§ **What you are asked to do**:
Copy every line of the data that includes the string "นและเวลาราชการ".

§ **Provided material**:
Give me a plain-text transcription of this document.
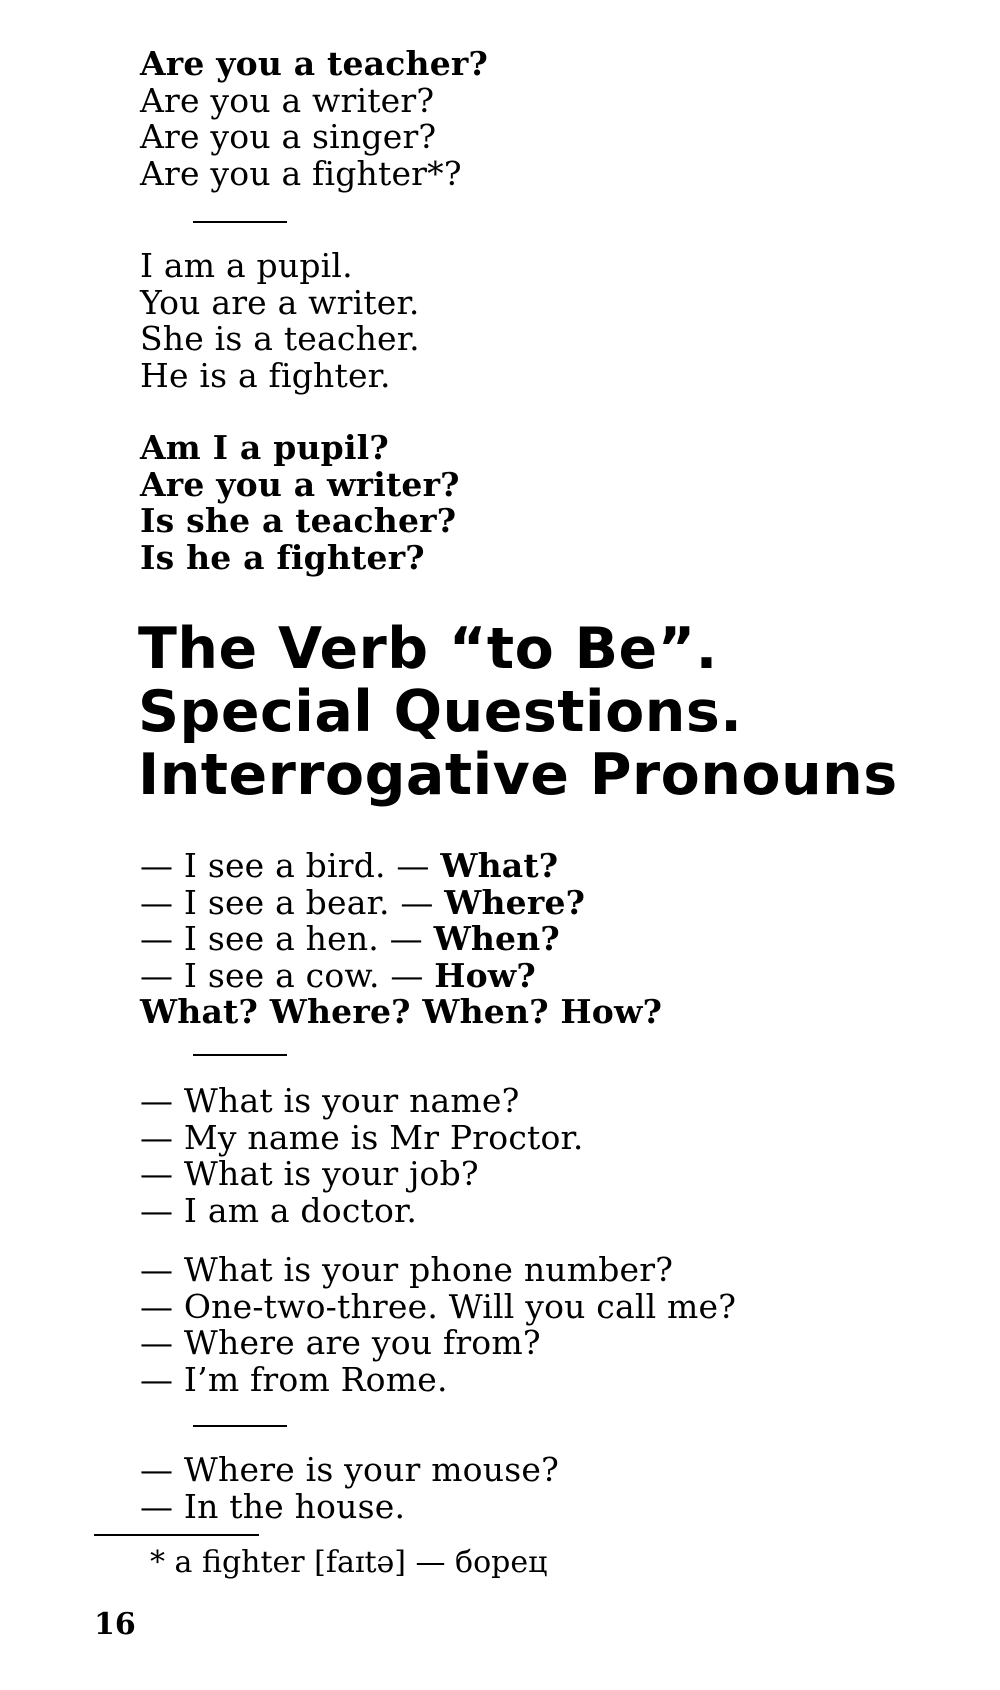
Are you a teacher?
Are you a writer?
Are you a singer?
Are you a fighter*?
I am a pupil.
You are a writer.
She is a teacher.
He is a fighter.
Am I a pupil?
Are you a writer?
Is she a teacher?
Is he a fighter?
The Verb “to Be”.
Special Questions.
Interrogative Pronouns
— I see a bird. — What?
— I see a bear. — Where?
— I see a hen. — When?
— I see a cow. — How?
What? Where? When? How?
— What is your name?
— My name is Mr Proctor.
— What is your job?
— I am a doctor.
— What is your phone number?
— One-two-three. Will you call me?
— Where are you from?
— I’m from Rome.
— Where is your mouse?
— In the house.
* a fighter [faɪtə] — борец
16
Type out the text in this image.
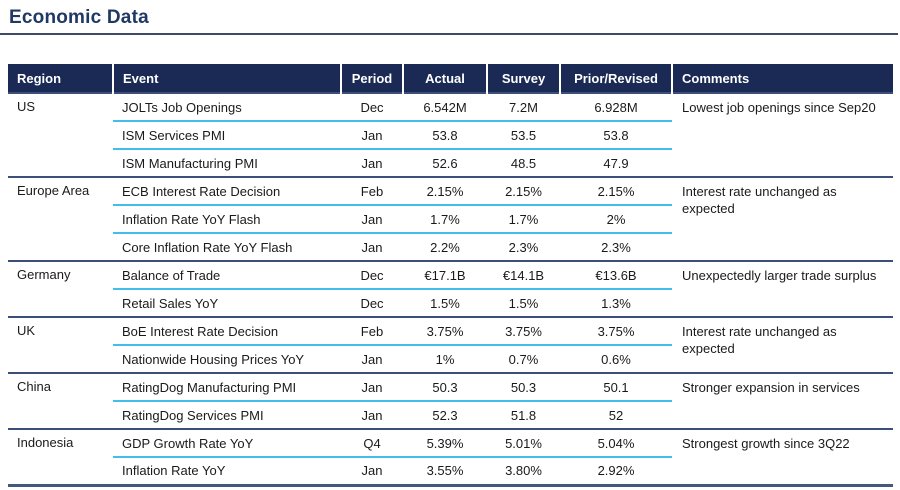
Economic Data
Region	Event	Period	Actual	Survey	Prior/Revised	Comments
US	JOLTs Job Openings	Dec	6.542M	7.2M	6.928M	Lowest job openings since Sep20
	ISM Services PMI	Jan	53.8	53.5	53.8	
	ISM Manufacturing PMI	Jan	52.6	48.5	47.9	
Europe Area	ECB Interest Rate Decision	Feb	2.15%	2.15%	2.15%	Interest rate unchanged as expected
	Inflation Rate YoY Flash	Jan	1.7%	1.7%	2%	
	Core Inflation Rate YoY Flash	Jan	2.2%	2.3%	2.3%	
Germany	Balance of Trade	Dec	€17.1B	€14.1B	€13.6B	Unexpectedly larger trade surplus
	Retail Sales YoY	Dec	1.5%	1.5%	1.3%	
UK	BoE Interest Rate Decision	Feb	3.75%	3.75%	3.75%	Interest rate unchanged as expected
	Nationwide Housing Prices YoY	Jan	1%	0.7%	0.6%	
China	RatingDog Manufacturing PMI	Jan	50.3	50.3	50.1	Stronger expansion in services
	RatingDog Services PMI	Jan	52.3	51.8	52	
Indonesia	GDP Growth Rate YoY	Q4	5.39%	5.01%	5.04%	Strongest growth since 3Q22
	Inflation Rate YoY	Jan	3.55%	3.80%	2.92%	
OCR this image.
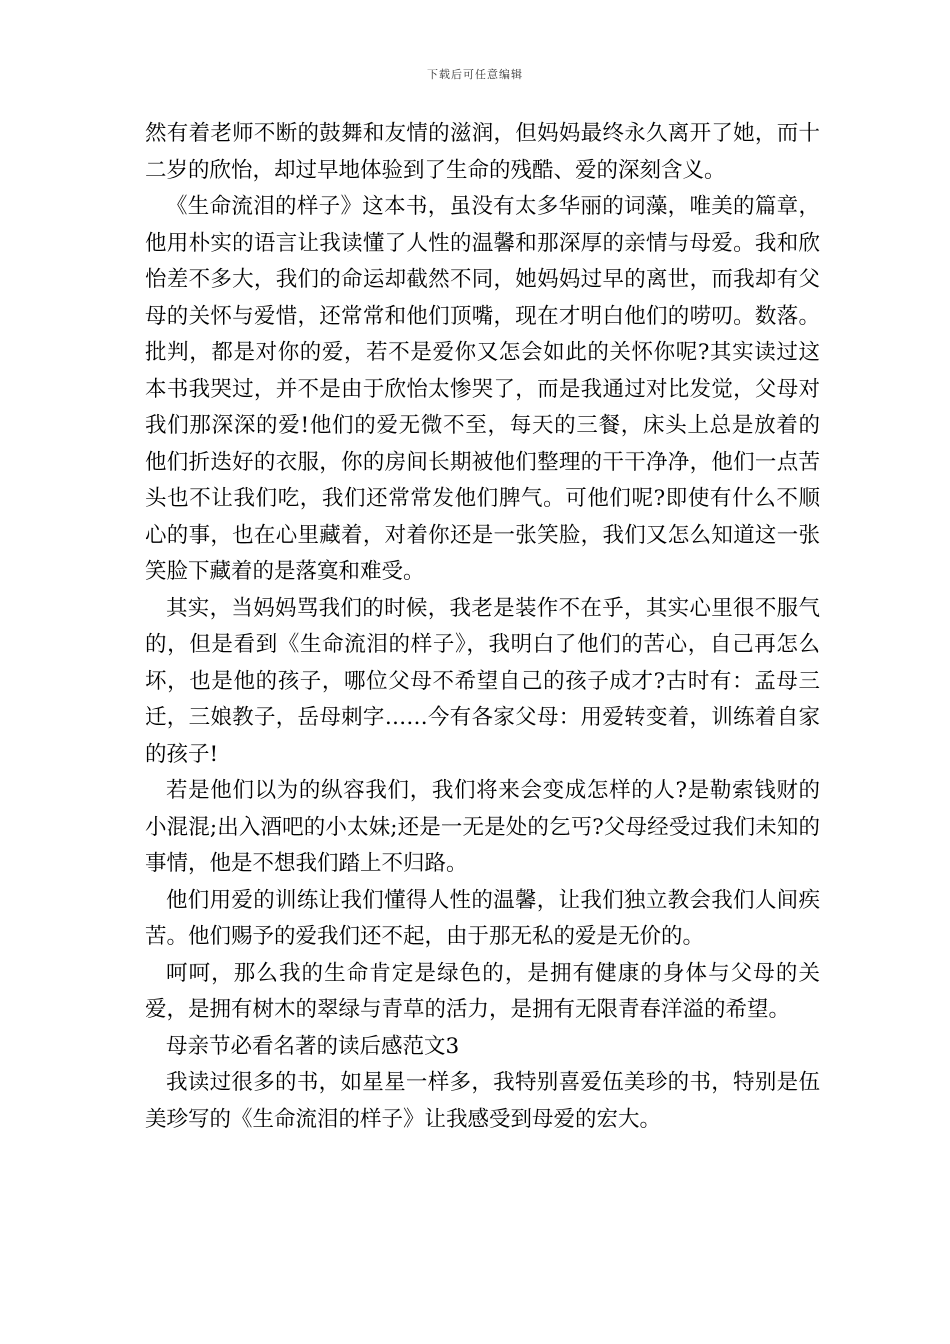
下载后可任意编辑

然有着老师不断的鼓舞和友情的滋润，但妈妈最终永久离开了她，而十二岁的欣怡，却过早地体验到了生命的残酷、爱的深刻含义。

《生命流泪的样子》这本书，虽没有太多华丽的词藻，唯美的篇章，他用朴实的语言让我读懂了人性的温馨和那深厚的亲情与母爱。我和欣怡差不多大，我们的命运却截然不同，她妈妈过早的离世，而我却有父母的关怀与爱惜，还常常和他们顶嘴，现在才明白他们的唠叨。数落。批判，都是对你的爱，若不是爱你又怎会如此的关怀你呢?其实读过这本书我哭过，并不是由于欣怡太惨哭了，而是我通过对比发觉，父母对我们那深深的爱!他们的爱无微不至，每天的三餐，床头上总是放着的他们折迭好的衣服，你的房间长期被他们整理的干干净净，他们一点苦头也不让我们吃，我们还常常发他们脾气。可他们呢?即使有什么不顺心的事，也在心里藏着，对着你还是一张笑脸，我们又怎么知道这一张笑脸下藏着的是落寞和难受。

其实，当妈妈骂我们的时候，我老是装作不在乎，其实心里很不服气的，但是看到《生命流泪的样子》，我明白了他们的苦心，自己再怎么坏，也是他的孩子，哪位父母不希望自己的孩子成才?古时有：孟母三迁，三娘教子，岳母刺字……今有各家父母：用爱转变着，训练着自家的孩子!

若是他们以为的纵容我们，我们将来会变成怎样的人?是勒索钱财的小混混;出入酒吧的小太妹;还是一无是处的乞丐?父母经受过我们未知的事情，他是不想我们踏上不归路。

他们用爱的训练让我们懂得人性的温馨，让我们独立教会我们人间疾苦。他们赐予的爱我们还不起，由于那无私的爱是无价的。

呵呵，那么我的生命肯定是绿色的，是拥有健康的身体与父母的关爱，是拥有树木的翠绿与青草的活力，是拥有无限青春洋溢的希望。

母亲节必看名著的读后感范文3

我读过很多的书，如星星一样多，我特别喜爱伍美珍的书，特别是伍美珍写的《生命流泪的样子》让我感受到母爱的宏大。
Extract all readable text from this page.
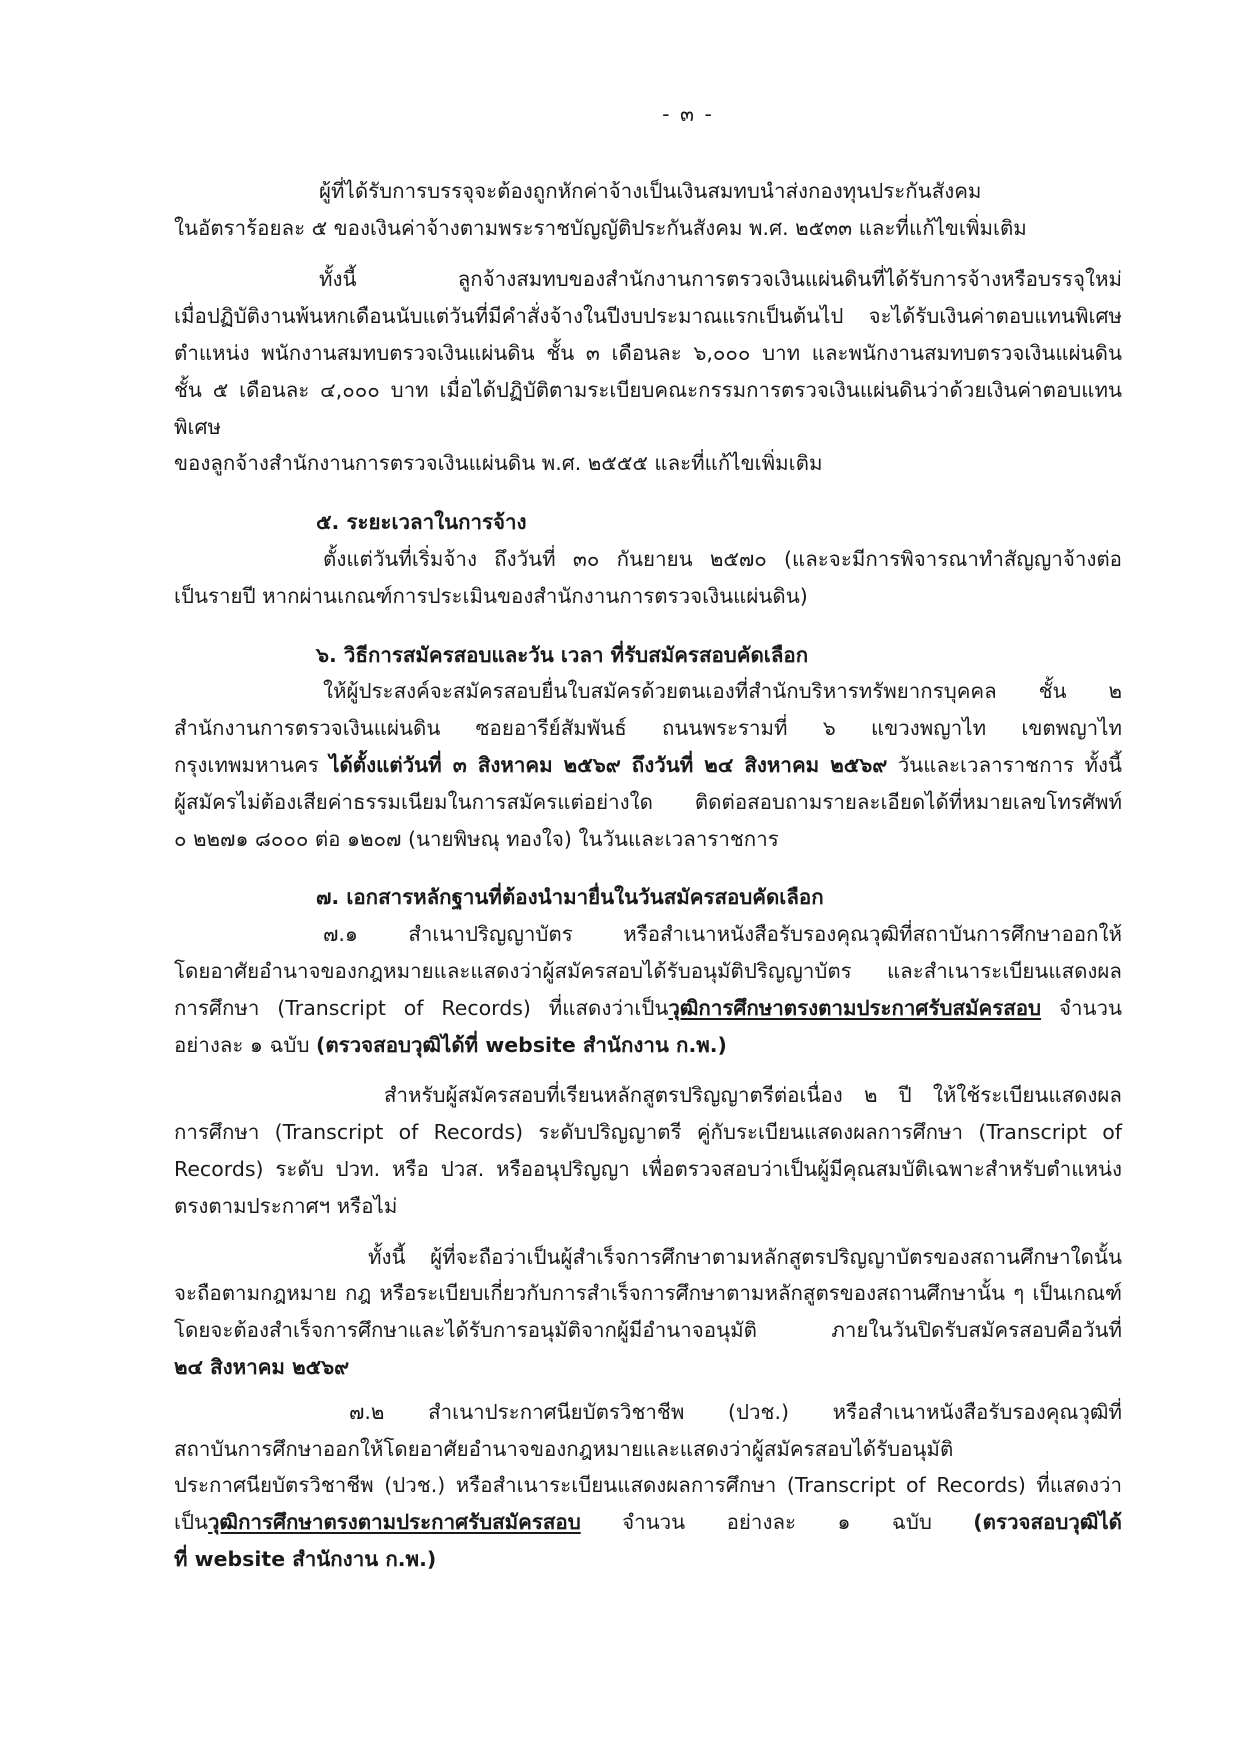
- ๓ -

ผู้ที่ได้รับการบรรจุจะต้องถูกหักค่าจ้างเป็นเงินสมทบนำส่งกองทุนประกันสังคม

ในอัตราร้อยละ ๕ ของเงินค่าจ้างตามพระราชบัญญัติประกันสังคม พ.ศ. ๒๕๓๓ และที่แก้ไขเพิ่มเติม

ทั้งนี้ ลูกจ้างสมทบของสำนักงานการตรวจเงินแผ่นดินที่ได้รับการจ้างหรือบรรจุใหม่

เมื่อปฏิบัติงานพ้นหกเดือนนับแต่วันที่มีคำสั่งจ้างในปีงบประมาณแรกเป็นต้นไป จะได้รับเงินค่าตอบแทนพิเศษ

ตำแหน่ง พนักงานสมทบตรวจเงินแผ่นดิน ชั้น ๓ เดือนละ ๖,๐๐๐ บาท และพนักงานสมทบตรวจเงินแผ่นดิน

ชั้น ๕ เดือนละ ๔,๐๐๐ บาท เมื่อได้ปฏิบัติตามระเบียบคณะกรรมการตรวจเงินแผ่นดินว่าด้วยเงินค่าตอบแทนพิเศษ

ของลูกจ้างสำนักงานการตรวจเงินแผ่นดิน พ.ศ. ๒๕๕๕ และที่แก้ไขเพิ่มเติม

๕. ระยะเวลาในการจ้าง

ตั้งแต่วันที่เริ่มจ้าง ถึงวันที่ ๓๐ กันยายน ๒๕๗๐ (และจะมีการพิจารณาทำสัญญาจ้างต่อ

เป็นรายปี หากผ่านเกณฑ์การประเมินของสำนักงานการตรวจเงินแผ่นดิน)

๖. วิธีการสมัครสอบและวัน เวลา ที่รับสมัครสอบคัดเลือก

ให้ผู้ประสงค์จะสมัครสอบยื่นใบสมัครด้วยตนเองที่สำนักบริหารทรัพยากรบุคคล ชั้น ๒

สำนักงานการตรวจเงินแผ่นดิน ซอยอารีย์สัมพันธ์ ถนนพระรามที่ ๖ แขวงพญาไท เขตพญาไท

กรุงเทพมหานคร ได้ตั้งแต่วันที่ ๓ สิงหาคม ๒๕๖๙ ถึงวันที่ ๒๔ สิงหาคม ๒๕๖๙ วันและเวลาราชการ ทั้งนี้

ผู้สมัครไม่ต้องเสียค่าธรรมเนียมในการสมัครแต่อย่างใด ติดต่อสอบถามรายละเอียดได้ที่หมายเลขโทรศัพท์

๐ ๒๒๗๑ ๘๐๐๐ ต่อ ๑๒๐๗ (นายพิษณุ ทองใจ) ในวันและเวลาราชการ

๗. เอกสารหลักฐานที่ต้องนำมายื่นในวันสมัครสอบคัดเลือก

๗.๑ สำเนาปริญญาบัตร หรือสำเนาหนังสือรับรองคุณวุฒิที่สถาบันการศึกษาออกให้

โดยอาศัยอำนาจของกฎหมายและแสดงว่าผู้สมัครสอบได้รับอนุมัติปริญญาบัตร และสำเนาระเบียนแสดงผล

การศึกษา (Transcript of Records) ที่แสดงว่าเป็นวุฒิการศึกษาตรงตามประกาศรับสมัครสอบ จำนวน

อย่างละ ๑ ฉบับ (ตรวจสอบวุฒิได้ที่ website สำนักงาน ก.พ.)

สำหรับผู้สมัครสอบที่เรียนหลักสูตรปริญญาตรีต่อเนื่อง ๒ ปี ให้ใช้ระเบียนแสดงผล

การศึกษา (Transcript of Records) ระดับปริญญาตรี คู่กับระเบียนแสดงผลการศึกษา (Transcript of

Records) ระดับ ปวท. หรือ ปวส. หรืออนุปริญญา เพื่อตรวจสอบว่าเป็นผู้มีคุณสมบัติเฉพาะสำหรับตำแหน่ง

ตรงตามประกาศฯ หรือไม่

ทั้งนี้ ผู้ที่จะถือว่าเป็นผู้สำเร็จการศึกษาตามหลักสูตรปริญญาบัตรของสถานศึกษาใดนั้น

จะถือตามกฎหมาย กฎ หรือระเบียบเกี่ยวกับการสำเร็จการศึกษาตามหลักสูตรของสถานศึกษานั้น ๆ เป็นเกณฑ์

โดยจะต้องสำเร็จการศึกษาและได้รับการอนุมัติจากผู้มีอำนาจอนุมัติ ภายในวันปิดรับสมัครสอบคือวันที่

๒๔ สิงหาคม ๒๕๖๙

๗.๒ สำเนาประกาศนียบัตรวิชาชีพ (ปวช.) หรือสำเนาหนังสือรับรองคุณวุฒิที่

สถาบันการศึกษาออกให้โดยอาศัยอำนาจของกฎหมายและแสดงว่าผู้สมัครสอบได้รับอนุมัติ

ประกาศนียบัตรวิชาชีพ (ปวช.) หรือสำเนาระเบียนแสดงผลการศึกษา (Transcript of Records) ที่แสดงว่า

เป็นวุฒิการศึกษาตรงตามประกาศรับสมัครสอบ จำนวน อย่างละ ๑ ฉบับ (ตรวจสอบวุฒิได้

ที่ website สำนักงาน ก.พ.)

§ **Answer to the problem**:
กรุงเทพมหานคร ได้ตั้งแต่วันที่ ๓ สิงหาคม ๒๕๖๙ ถึงวันที่ ๒๔ สิงหาคม ๒๕๖๙ วันและเวลาราชการ ทั้งนี้
๐ ๒๒๗๑ ๘๐๐๐ ต่อ ๑๒๐๗ (นายพิษณุ ทองใจ) ในวันและเวลาราชการ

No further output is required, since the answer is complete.